The problem | Give the data a second time, exactly and in full.

Data section |
════════════════

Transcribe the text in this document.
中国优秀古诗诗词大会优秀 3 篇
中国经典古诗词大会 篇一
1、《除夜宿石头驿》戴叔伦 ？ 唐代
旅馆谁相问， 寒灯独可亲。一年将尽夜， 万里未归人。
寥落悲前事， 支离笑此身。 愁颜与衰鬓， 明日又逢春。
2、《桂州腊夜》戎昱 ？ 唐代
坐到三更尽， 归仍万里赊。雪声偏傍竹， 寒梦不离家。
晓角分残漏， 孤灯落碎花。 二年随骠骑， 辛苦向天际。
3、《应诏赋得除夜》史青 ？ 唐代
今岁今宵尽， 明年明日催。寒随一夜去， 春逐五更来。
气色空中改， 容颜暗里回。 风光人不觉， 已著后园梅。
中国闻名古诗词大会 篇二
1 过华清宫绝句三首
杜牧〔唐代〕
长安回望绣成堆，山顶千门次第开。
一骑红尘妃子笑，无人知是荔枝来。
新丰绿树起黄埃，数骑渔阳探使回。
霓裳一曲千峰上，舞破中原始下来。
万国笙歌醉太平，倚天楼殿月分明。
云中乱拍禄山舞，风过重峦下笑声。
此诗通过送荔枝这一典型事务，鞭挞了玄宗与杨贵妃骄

════════════════

Exercise solution |
Transcribe the text in this document.
中国优秀古诗诗词大会优秀 3 篇
中国经典古诗词大会 篇一
1、《除夜宿石头驿》戴叔伦 ？ 唐代
旅馆谁相问， 寒灯独可亲。一年将尽夜， 万里未归人。
寥落悲前事， 支离笑此身。 愁颜与衰鬓， 明日又逢春。
2、《桂州腊夜》戎昱 ？ 唐代
坐到三更尽， 归仍万里赊。雪声偏傍竹， 寒梦不离家。
晓角分残漏， 孤灯落碎花。 二年随骠骑， 辛苦向天际。
3、《应诏赋得除夜》史青 ？ 唐代
今岁今宵尽， 明年明日催。寒随一夜去， 春逐五更来。
气色空中改， 容颜暗里回。 风光人不觉， 已著后园梅。
中国闻名古诗词大会 篇二
1 过华清宫绝句三首
杜牧〔唐代〕
长安回望绣成堆，山顶千门次第开。
一骑红尘妃子笑，无人知是荔枝来。
新丰绿树起黄埃，数骑渔阳探使回。
霓裳一曲千峰上，舞破中原始下来。
万国笙歌醉太平，倚天楼殿月分明。
云中乱拍禄山舞，风过重峦下笑声。
此诗通过送荔枝这一典型事务，鞭挞了玄宗与杨贵妃骄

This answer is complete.